Repeat the material verbatim and drop the pictures.

### Dataset entries on figures:
^^^^^^^^

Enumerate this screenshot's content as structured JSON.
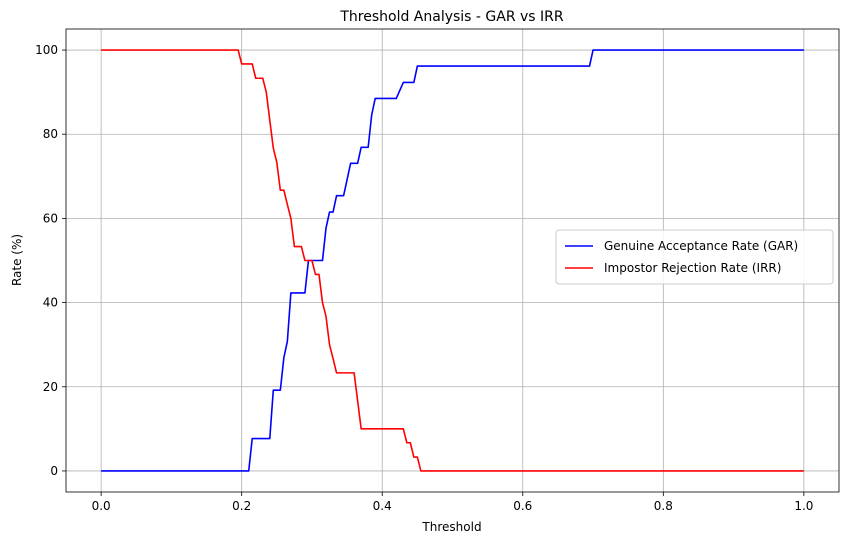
{
  "chart_data": {
    "type": "line",
    "title": "Threshold Analysis - GAR vs IRR",
    "xlabel": "Threshold",
    "ylabel": "Rate (%)",
    "xlim": [
      -0.05,
      1.05
    ],
    "ylim": [
      -5,
      105
    ],
    "xticks": [
      0.0,
      0.2,
      0.4,
      0.6,
      0.8,
      1.0
    ],
    "xtick_labels": [
      "0.0",
      "0.2",
      "0.4",
      "0.6",
      "0.8",
      "1.0"
    ],
    "yticks": [
      0,
      20,
      40,
      60,
      80,
      100
    ],
    "ytick_labels": [
      "0",
      "20",
      "40",
      "60",
      "80",
      "100"
    ],
    "grid": true,
    "legend_position": "center-right",
    "series": [
      {
        "name": "Genuine Acceptance Rate (GAR)",
        "color": "#0000ff",
        "x": [
          0.0,
          0.21,
          0.215,
          0.24,
          0.245,
          0.255,
          0.26,
          0.265,
          0.27,
          0.275,
          0.29,
          0.295,
          0.3,
          0.315,
          0.32,
          0.325,
          0.33,
          0.335,
          0.34,
          0.345,
          0.35,
          0.355,
          0.36,
          0.365,
          0.37,
          0.375,
          0.38,
          0.385,
          0.39,
          0.395,
          0.4,
          0.41,
          0.42,
          0.43,
          0.435,
          0.44,
          0.445,
          0.45,
          0.69,
          0.695,
          0.7,
          1.0
        ],
        "y": [
          0,
          0,
          7.7,
          7.7,
          19.2,
          19.2,
          26.9,
          30.8,
          42.3,
          42.3,
          42.3,
          50,
          50,
          50,
          57.7,
          61.5,
          61.5,
          65.4,
          65.4,
          65.4,
          69.2,
          73.1,
          73.1,
          73.1,
          76.9,
          76.9,
          76.9,
          84.6,
          88.5,
          88.5,
          88.5,
          88.5,
          88.5,
          92.3,
          92.3,
          92.3,
          92.3,
          96.2,
          96.2,
          96.2,
          100,
          100
        ]
      },
      {
        "name": "Impostor Rejection Rate (IRR)",
        "color": "#ff0000",
        "x": [
          0.0,
          0.195,
          0.2,
          0.21,
          0.215,
          0.22,
          0.23,
          0.235,
          0.24,
          0.245,
          0.25,
          0.255,
          0.26,
          0.265,
          0.27,
          0.275,
          0.28,
          0.285,
          0.29,
          0.295,
          0.3,
          0.305,
          0.31,
          0.315,
          0.32,
          0.325,
          0.33,
          0.335,
          0.34,
          0.345,
          0.35,
          0.355,
          0.36,
          0.365,
          0.37,
          0.375,
          0.38,
          0.43,
          0.435,
          0.44,
          0.445,
          0.45,
          0.455,
          0.46,
          1.0
        ],
        "y": [
          100,
          100,
          96.7,
          96.7,
          96.7,
          93.3,
          93.3,
          90,
          83.3,
          76.7,
          73.3,
          66.7,
          66.7,
          63.3,
          60,
          53.3,
          53.3,
          53.3,
          50,
          50,
          50,
          46.7,
          46.7,
          40,
          36.7,
          30,
          26.7,
          23.3,
          23.3,
          23.3,
          23.3,
          23.3,
          23.3,
          16.7,
          10,
          10,
          10,
          10,
          6.7,
          6.7,
          3.3,
          3.3,
          0,
          0,
          0
        ]
      }
    ]
  }
}
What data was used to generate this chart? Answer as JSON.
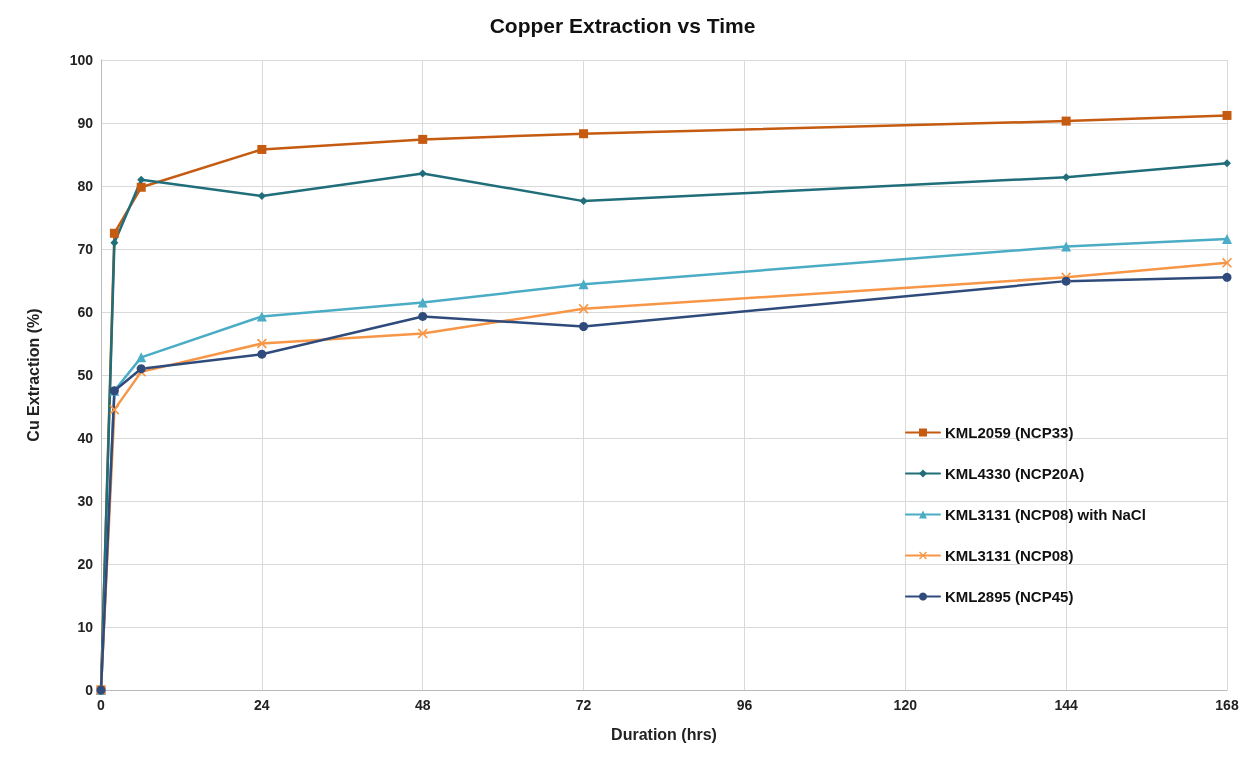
{
  "chart_data": {
    "type": "line",
    "title": "Copper Extraction vs Time",
    "xlabel": "Duration (hrs)",
    "ylabel": "Cu Extraction (%)",
    "x": [
      0,
      2,
      6,
      24,
      48,
      72,
      144,
      168
    ],
    "xlim": [
      0,
      168
    ],
    "xticks": [
      0,
      24,
      48,
      72,
      96,
      120,
      144,
      168
    ],
    "ylim": [
      0,
      100
    ],
    "yticks": [
      0,
      10,
      20,
      30,
      40,
      50,
      60,
      70,
      80,
      90,
      100
    ],
    "grid": true,
    "legend": "right",
    "line_style": "solid",
    "series": [
      {
        "name": "KML2059 (NCP33)",
        "color": "#c55a11",
        "marker": "square",
        "values": [
          0,
          72.5,
          79.8,
          85.8,
          87.4,
          88.3,
          90.3,
          91.2
        ]
      },
      {
        "name": "KML4330 (NCP20A)",
        "color": "#1f6e7a",
        "marker": "diamond",
        "values": [
          0,
          71,
          81,
          78.4,
          82,
          77.6,
          81.4,
          83.6
        ]
      },
      {
        "name": "KML3131 (NCP08) with NaCl",
        "color": "#4bacc6",
        "marker": "triangle",
        "values": [
          0,
          47.5,
          52.8,
          59.3,
          61.5,
          64.4,
          70.4,
          71.6
        ]
      },
      {
        "name": "KML3131 (NCP08)",
        "color": "#f79646",
        "marker": "cross",
        "values": [
          0,
          44.5,
          50.5,
          55,
          56.6,
          60.5,
          65.5,
          67.8
        ]
      },
      {
        "name": "KML2895 (NCP45)",
        "color": "#2f4b7c",
        "marker": "circle",
        "values": [
          0,
          47.5,
          51,
          53.3,
          59.3,
          57.7,
          64.9,
          65.5
        ]
      }
    ]
  }
}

^^^^^^^^

### Correct result:
Enumerate this screenshot's content as structured JSON.
{
  "chart_data": {
    "type": "line",
    "title": "Threshold Analysis - GAR vs IRR",
    "xlabel": "Threshold",
    "ylabel": "Rate (%)",
    "xlim": [
      -0.05,
      1.05
    ],
    "ylim": [
      -5,
      105
    ],
    "xticks": [
      0.0,
      0.2,
      0.4,
      0.6,
      0.8,
      1.0
    ],
    "xtick_labels": [
      "0.0",
      "0.2",
      "0.4",
      "0.6",
      "0.8",
      "1.0"
    ],
    "yticks": [
      0,
      20,
      40,
      60,
      80,
      100
    ],
    "ytick_labels": [
      "0",
      "20",
      "40",
      "60",
      "80",
      "100"
    ],
    "grid": true,
    "legend_position": "center-right",
    "series": [
      {
        "name": "Genuine Acceptance Rate (GAR)",
        "color": "#0000ff",
        "x": [
          0.0,
          0.21,
          0.215,
          0.24,
          0.245,
          0.255,
          0.26,
          0.265,
          0.27,
          0.275,
          0.29,
          0.295,
          0.3,
          0.315,
          0.32,
          0.325,
          0.33,
          0.335,
          0.34,
          0.345,
          0.35,
          0.355,
          0.36,
          0.365,
          0.37,
          0.375,
          0.38,
          0.385,
          0.39,
          0.395,
          0.4,
          0.41,
          0.42,
          0.43,
          0.435,
          0.44,
          0.445,
          0.45,
          0.69,
          0.695,
          0.7,
          1.0
        ],
        "y": [
          0,
          0,
          7.7,
          7.7,
          19.2,
          19.2,
          26.9,
          30.8,
          42.3,
          42.3,
          42.3,
          50,
          50,
          50,
          57.7,
          61.5,
          61.5,
          65.4,
          65.4,
          65.4,
          69.2,
          73.1,
          73.1,
          73.1,
          76.9,
          76.9,
          76.9,
          84.6,
          88.5,
          88.5,
          88.5,
          88.5,
          88.5,
          92.3,
          92.3,
          92.3,
          92.3,
          96.2,
          96.2,
          96.2,
          100,
          100
        ]
      },
      {
        "name": "Impostor Rejection Rate (IRR)",
        "color": "#ff0000",
        "x": [
          0.0,
          0.195,
          0.2,
          0.21,
          0.215,
          0.22,
          0.23,
          0.235,
          0.24,
          0.245,
          0.25,
          0.255,
          0.26,
          0.265,
          0.27,
          0.275,
          0.28,
          0.285,
          0.29,
          0.295,
          0.3,
          0.305,
          0.31,
          0.315,
          0.32,
          0.325,
          0.33,
          0.335,
          0.34,
          0.345,
          0.35,
          0.355,
          0.36,
          0.365,
          0.37,
          0.375,
          0.38,
          0.43,
          0.435,
          0.44,
          0.445,
          0.45,
          0.455,
          0.46,
          1.0
        ],
        "y": [
          100,
          100,
          96.7,
          96.7,
          96.7,
          93.3,
          93.3,
          90,
          83.3,
          76.7,
          73.3,
          66.7,
          66.7,
          63.3,
          60,
          53.3,
          53.3,
          53.3,
          50,
          50,
          50,
          46.7,
          46.7,
          40,
          36.7,
          30,
          26.7,
          23.3,
          23.3,
          23.3,
          23.3,
          23.3,
          23.3,
          16.7,
          10,
          10,
          10,
          10,
          6.7,
          6.7,
          3.3,
          3.3,
          0,
          0,
          0
        ]
      }
    ]
  }
}
What data was used to generate this chart? Answer as JSON.
{
  "chart_data": {
    "type": "line",
    "title": "Copper Extraction vs Time",
    "xlabel": "Duration (hrs)",
    "ylabel": "Cu Extraction (%)",
    "x": [
      0,
      2,
      6,
      24,
      48,
      72,
      144,
      168
    ],
    "xlim": [
      0,
      168
    ],
    "xticks": [
      0,
      24,
      48,
      72,
      96,
      120,
      144,
      168
    ],
    "ylim": [
      0,
      100
    ],
    "yticks": [
      0,
      10,
      20,
      30,
      40,
      50,
      60,
      70,
      80,
      90,
      100
    ],
    "grid": true,
    "legend": "right",
    "line_style": "solid",
    "series": [
      {
        "name": "KML2059 (NCP33)",
        "color": "#c55a11",
        "marker": "square",
        "values": [
          0,
          72.5,
          79.8,
          85.8,
          87.4,
          88.3,
          90.3,
          91.2
        ]
      },
      {
        "name": "KML4330 (NCP20A)",
        "color": "#1f6e7a",
        "marker": "diamond",
        "values": [
          0,
          71,
          81,
          78.4,
          82,
          77.6,
          81.4,
          83.6
        ]
      },
      {
        "name": "KML3131 (NCP08) with NaCl",
        "color": "#4bacc6",
        "marker": "triangle",
        "values": [
          0,
          47.5,
          52.8,
          59.3,
          61.5,
          64.4,
          70.4,
          71.6
        ]
      },
      {
        "name": "KML3131 (NCP08)",
        "color": "#f79646",
        "marker": "cross",
        "values": [
          0,
          44.5,
          50.5,
          55,
          56.6,
          60.5,
          65.5,
          67.8
        ]
      },
      {
        "name": "KML2895 (NCP45)",
        "color": "#2f4b7c",
        "marker": "circle",
        "values": [
          0,
          47.5,
          51,
          53.3,
          59.3,
          57.7,
          64.9,
          65.5
        ]
      }
    ]
  }
}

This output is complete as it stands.